*RECORDS SUPPLIED*
** start **
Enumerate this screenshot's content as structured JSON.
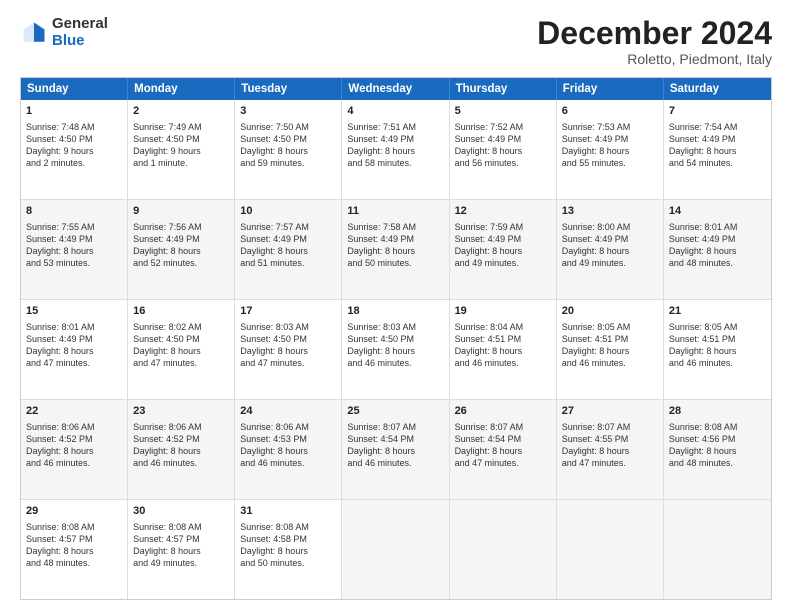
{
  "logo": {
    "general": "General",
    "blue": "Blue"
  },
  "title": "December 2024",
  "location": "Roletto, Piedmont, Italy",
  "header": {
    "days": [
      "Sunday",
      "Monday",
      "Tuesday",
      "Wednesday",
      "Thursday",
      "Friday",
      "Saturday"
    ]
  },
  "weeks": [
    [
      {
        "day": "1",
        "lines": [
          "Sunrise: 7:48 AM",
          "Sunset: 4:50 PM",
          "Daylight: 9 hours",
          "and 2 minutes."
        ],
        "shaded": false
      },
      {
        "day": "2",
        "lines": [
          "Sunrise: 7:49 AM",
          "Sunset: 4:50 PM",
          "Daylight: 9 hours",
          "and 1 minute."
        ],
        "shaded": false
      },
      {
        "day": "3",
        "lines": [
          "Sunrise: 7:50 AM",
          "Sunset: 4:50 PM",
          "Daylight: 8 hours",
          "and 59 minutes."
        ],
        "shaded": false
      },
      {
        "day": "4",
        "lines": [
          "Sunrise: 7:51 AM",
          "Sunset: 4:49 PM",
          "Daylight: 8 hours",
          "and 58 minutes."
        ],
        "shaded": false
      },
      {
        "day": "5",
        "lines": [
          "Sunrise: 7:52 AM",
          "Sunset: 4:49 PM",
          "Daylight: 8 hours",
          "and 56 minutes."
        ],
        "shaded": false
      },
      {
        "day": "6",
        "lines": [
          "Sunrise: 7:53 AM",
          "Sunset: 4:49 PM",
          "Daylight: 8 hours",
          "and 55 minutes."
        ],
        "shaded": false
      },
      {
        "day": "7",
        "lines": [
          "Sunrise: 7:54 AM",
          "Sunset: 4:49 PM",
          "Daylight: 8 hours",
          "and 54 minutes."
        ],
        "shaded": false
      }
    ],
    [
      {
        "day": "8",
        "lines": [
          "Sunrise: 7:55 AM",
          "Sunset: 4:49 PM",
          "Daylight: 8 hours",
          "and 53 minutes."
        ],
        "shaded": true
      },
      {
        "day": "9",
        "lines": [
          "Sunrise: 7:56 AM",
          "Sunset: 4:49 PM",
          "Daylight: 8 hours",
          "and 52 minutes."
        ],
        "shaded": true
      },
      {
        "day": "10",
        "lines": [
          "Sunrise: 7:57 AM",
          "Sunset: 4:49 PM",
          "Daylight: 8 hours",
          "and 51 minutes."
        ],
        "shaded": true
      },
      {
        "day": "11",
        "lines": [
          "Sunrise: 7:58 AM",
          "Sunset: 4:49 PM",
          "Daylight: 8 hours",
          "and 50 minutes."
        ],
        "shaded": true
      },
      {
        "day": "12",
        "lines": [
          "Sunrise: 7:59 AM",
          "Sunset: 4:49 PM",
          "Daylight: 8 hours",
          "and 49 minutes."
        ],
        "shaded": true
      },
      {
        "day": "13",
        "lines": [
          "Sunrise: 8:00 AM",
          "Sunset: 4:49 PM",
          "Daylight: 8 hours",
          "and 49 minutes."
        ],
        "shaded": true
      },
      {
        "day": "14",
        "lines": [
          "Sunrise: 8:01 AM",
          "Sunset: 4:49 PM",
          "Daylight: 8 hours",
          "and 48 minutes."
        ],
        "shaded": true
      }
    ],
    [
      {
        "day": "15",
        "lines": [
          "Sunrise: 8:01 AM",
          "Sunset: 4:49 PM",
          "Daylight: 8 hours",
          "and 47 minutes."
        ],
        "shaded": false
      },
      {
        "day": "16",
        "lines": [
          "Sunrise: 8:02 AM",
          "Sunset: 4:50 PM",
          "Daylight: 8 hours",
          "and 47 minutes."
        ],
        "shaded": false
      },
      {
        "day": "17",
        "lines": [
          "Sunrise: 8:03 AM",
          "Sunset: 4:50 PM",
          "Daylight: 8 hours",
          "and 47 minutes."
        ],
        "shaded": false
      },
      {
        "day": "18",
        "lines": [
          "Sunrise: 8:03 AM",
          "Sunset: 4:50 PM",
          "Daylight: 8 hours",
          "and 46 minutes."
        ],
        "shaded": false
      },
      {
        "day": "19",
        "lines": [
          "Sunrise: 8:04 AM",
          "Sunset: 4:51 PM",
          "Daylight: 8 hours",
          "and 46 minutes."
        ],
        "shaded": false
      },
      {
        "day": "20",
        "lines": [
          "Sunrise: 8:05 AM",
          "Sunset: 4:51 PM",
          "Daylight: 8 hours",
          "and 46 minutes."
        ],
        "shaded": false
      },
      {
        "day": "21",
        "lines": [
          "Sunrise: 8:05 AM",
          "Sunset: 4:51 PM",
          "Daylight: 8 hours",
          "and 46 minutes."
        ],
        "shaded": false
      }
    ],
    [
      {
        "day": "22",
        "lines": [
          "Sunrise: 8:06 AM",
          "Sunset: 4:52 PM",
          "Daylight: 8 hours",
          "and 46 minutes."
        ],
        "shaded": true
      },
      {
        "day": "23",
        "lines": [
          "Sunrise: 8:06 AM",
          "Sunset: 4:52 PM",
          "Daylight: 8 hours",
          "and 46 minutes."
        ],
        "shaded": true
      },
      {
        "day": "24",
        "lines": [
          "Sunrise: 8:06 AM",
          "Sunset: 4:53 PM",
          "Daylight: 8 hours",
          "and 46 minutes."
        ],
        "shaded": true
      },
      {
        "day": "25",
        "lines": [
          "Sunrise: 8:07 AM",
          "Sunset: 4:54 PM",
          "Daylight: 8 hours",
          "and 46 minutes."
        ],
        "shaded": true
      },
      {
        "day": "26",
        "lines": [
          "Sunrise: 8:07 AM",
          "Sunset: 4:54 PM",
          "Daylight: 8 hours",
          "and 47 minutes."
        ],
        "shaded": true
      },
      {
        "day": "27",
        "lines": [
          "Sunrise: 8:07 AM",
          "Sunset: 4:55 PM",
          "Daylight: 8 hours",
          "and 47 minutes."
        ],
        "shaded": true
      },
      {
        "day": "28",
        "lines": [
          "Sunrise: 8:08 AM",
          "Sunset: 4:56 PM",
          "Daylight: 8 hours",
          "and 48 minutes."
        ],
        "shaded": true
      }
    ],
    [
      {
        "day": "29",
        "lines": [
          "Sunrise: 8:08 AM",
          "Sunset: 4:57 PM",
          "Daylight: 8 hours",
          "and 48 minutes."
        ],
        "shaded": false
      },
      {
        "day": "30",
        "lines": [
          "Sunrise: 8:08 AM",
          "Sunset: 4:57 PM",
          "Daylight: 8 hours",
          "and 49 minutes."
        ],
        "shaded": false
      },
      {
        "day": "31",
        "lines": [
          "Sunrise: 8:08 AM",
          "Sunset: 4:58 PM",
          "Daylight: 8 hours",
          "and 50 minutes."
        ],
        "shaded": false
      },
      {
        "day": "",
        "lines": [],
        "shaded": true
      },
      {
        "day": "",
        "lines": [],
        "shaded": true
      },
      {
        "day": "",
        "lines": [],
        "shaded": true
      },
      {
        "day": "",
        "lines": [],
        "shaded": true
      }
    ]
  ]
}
** end **
*AIM OF THE EXERCISE*
Copy all of the entries verbatim, leaving out any pictures they contain.

*OUTPUT OF THE EXERCISE*
Enumerate this screenshot's content as structured JSON.
{
  "logo": {
    "general": "General",
    "blue": "Blue"
  },
  "title": "December 2024",
  "location": "Roletto, Piedmont, Italy",
  "header": {
    "days": [
      "Sunday",
      "Monday",
      "Tuesday",
      "Wednesday",
      "Thursday",
      "Friday",
      "Saturday"
    ]
  },
  "weeks": [
    [
      {
        "day": "1",
        "lines": [
          "Sunrise: 7:48 AM",
          "Sunset: 4:50 PM",
          "Daylight: 9 hours",
          "and 2 minutes."
        ],
        "shaded": false
      },
      {
        "day": "2",
        "lines": [
          "Sunrise: 7:49 AM",
          "Sunset: 4:50 PM",
          "Daylight: 9 hours",
          "and 1 minute."
        ],
        "shaded": false
      },
      {
        "day": "3",
        "lines": [
          "Sunrise: 7:50 AM",
          "Sunset: 4:50 PM",
          "Daylight: 8 hours",
          "and 59 minutes."
        ],
        "shaded": false
      },
      {
        "day": "4",
        "lines": [
          "Sunrise: 7:51 AM",
          "Sunset: 4:49 PM",
          "Daylight: 8 hours",
          "and 58 minutes."
        ],
        "shaded": false
      },
      {
        "day": "5",
        "lines": [
          "Sunrise: 7:52 AM",
          "Sunset: 4:49 PM",
          "Daylight: 8 hours",
          "and 56 minutes."
        ],
        "shaded": false
      },
      {
        "day": "6",
        "lines": [
          "Sunrise: 7:53 AM",
          "Sunset: 4:49 PM",
          "Daylight: 8 hours",
          "and 55 minutes."
        ],
        "shaded": false
      },
      {
        "day": "7",
        "lines": [
          "Sunrise: 7:54 AM",
          "Sunset: 4:49 PM",
          "Daylight: 8 hours",
          "and 54 minutes."
        ],
        "shaded": false
      }
    ],
    [
      {
        "day": "8",
        "lines": [
          "Sunrise: 7:55 AM",
          "Sunset: 4:49 PM",
          "Daylight: 8 hours",
          "and 53 minutes."
        ],
        "shaded": true
      },
      {
        "day": "9",
        "lines": [
          "Sunrise: 7:56 AM",
          "Sunset: 4:49 PM",
          "Daylight: 8 hours",
          "and 52 minutes."
        ],
        "shaded": true
      },
      {
        "day": "10",
        "lines": [
          "Sunrise: 7:57 AM",
          "Sunset: 4:49 PM",
          "Daylight: 8 hours",
          "and 51 minutes."
        ],
        "shaded": true
      },
      {
        "day": "11",
        "lines": [
          "Sunrise: 7:58 AM",
          "Sunset: 4:49 PM",
          "Daylight: 8 hours",
          "and 50 minutes."
        ],
        "shaded": true
      },
      {
        "day": "12",
        "lines": [
          "Sunrise: 7:59 AM",
          "Sunset: 4:49 PM",
          "Daylight: 8 hours",
          "and 49 minutes."
        ],
        "shaded": true
      },
      {
        "day": "13",
        "lines": [
          "Sunrise: 8:00 AM",
          "Sunset: 4:49 PM",
          "Daylight: 8 hours",
          "and 49 minutes."
        ],
        "shaded": true
      },
      {
        "day": "14",
        "lines": [
          "Sunrise: 8:01 AM",
          "Sunset: 4:49 PM",
          "Daylight: 8 hours",
          "and 48 minutes."
        ],
        "shaded": true
      }
    ],
    [
      {
        "day": "15",
        "lines": [
          "Sunrise: 8:01 AM",
          "Sunset: 4:49 PM",
          "Daylight: 8 hours",
          "and 47 minutes."
        ],
        "shaded": false
      },
      {
        "day": "16",
        "lines": [
          "Sunrise: 8:02 AM",
          "Sunset: 4:50 PM",
          "Daylight: 8 hours",
          "and 47 minutes."
        ],
        "shaded": false
      },
      {
        "day": "17",
        "lines": [
          "Sunrise: 8:03 AM",
          "Sunset: 4:50 PM",
          "Daylight: 8 hours",
          "and 47 minutes."
        ],
        "shaded": false
      },
      {
        "day": "18",
        "lines": [
          "Sunrise: 8:03 AM",
          "Sunset: 4:50 PM",
          "Daylight: 8 hours",
          "and 46 minutes."
        ],
        "shaded": false
      },
      {
        "day": "19",
        "lines": [
          "Sunrise: 8:04 AM",
          "Sunset: 4:51 PM",
          "Daylight: 8 hours",
          "and 46 minutes."
        ],
        "shaded": false
      },
      {
        "day": "20",
        "lines": [
          "Sunrise: 8:05 AM",
          "Sunset: 4:51 PM",
          "Daylight: 8 hours",
          "and 46 minutes."
        ],
        "shaded": false
      },
      {
        "day": "21",
        "lines": [
          "Sunrise: 8:05 AM",
          "Sunset: 4:51 PM",
          "Daylight: 8 hours",
          "and 46 minutes."
        ],
        "shaded": false
      }
    ],
    [
      {
        "day": "22",
        "lines": [
          "Sunrise: 8:06 AM",
          "Sunset: 4:52 PM",
          "Daylight: 8 hours",
          "and 46 minutes."
        ],
        "shaded": true
      },
      {
        "day": "23",
        "lines": [
          "Sunrise: 8:06 AM",
          "Sunset: 4:52 PM",
          "Daylight: 8 hours",
          "and 46 minutes."
        ],
        "shaded": true
      },
      {
        "day": "24",
        "lines": [
          "Sunrise: 8:06 AM",
          "Sunset: 4:53 PM",
          "Daylight: 8 hours",
          "and 46 minutes."
        ],
        "shaded": true
      },
      {
        "day": "25",
        "lines": [
          "Sunrise: 8:07 AM",
          "Sunset: 4:54 PM",
          "Daylight: 8 hours",
          "and 46 minutes."
        ],
        "shaded": true
      },
      {
        "day": "26",
        "lines": [
          "Sunrise: 8:07 AM",
          "Sunset: 4:54 PM",
          "Daylight: 8 hours",
          "and 47 minutes."
        ],
        "shaded": true
      },
      {
        "day": "27",
        "lines": [
          "Sunrise: 8:07 AM",
          "Sunset: 4:55 PM",
          "Daylight: 8 hours",
          "and 47 minutes."
        ],
        "shaded": true
      },
      {
        "day": "28",
        "lines": [
          "Sunrise: 8:08 AM",
          "Sunset: 4:56 PM",
          "Daylight: 8 hours",
          "and 48 minutes."
        ],
        "shaded": true
      }
    ],
    [
      {
        "day": "29",
        "lines": [
          "Sunrise: 8:08 AM",
          "Sunset: 4:57 PM",
          "Daylight: 8 hours",
          "and 48 minutes."
        ],
        "shaded": false
      },
      {
        "day": "30",
        "lines": [
          "Sunrise: 8:08 AM",
          "Sunset: 4:57 PM",
          "Daylight: 8 hours",
          "and 49 minutes."
        ],
        "shaded": false
      },
      {
        "day": "31",
        "lines": [
          "Sunrise: 8:08 AM",
          "Sunset: 4:58 PM",
          "Daylight: 8 hours",
          "and 50 minutes."
        ],
        "shaded": false
      },
      {
        "day": "",
        "lines": [],
        "shaded": true
      },
      {
        "day": "",
        "lines": [],
        "shaded": true
      },
      {
        "day": "",
        "lines": [],
        "shaded": true
      },
      {
        "day": "",
        "lines": [],
        "shaded": true
      }
    ]
  ]
}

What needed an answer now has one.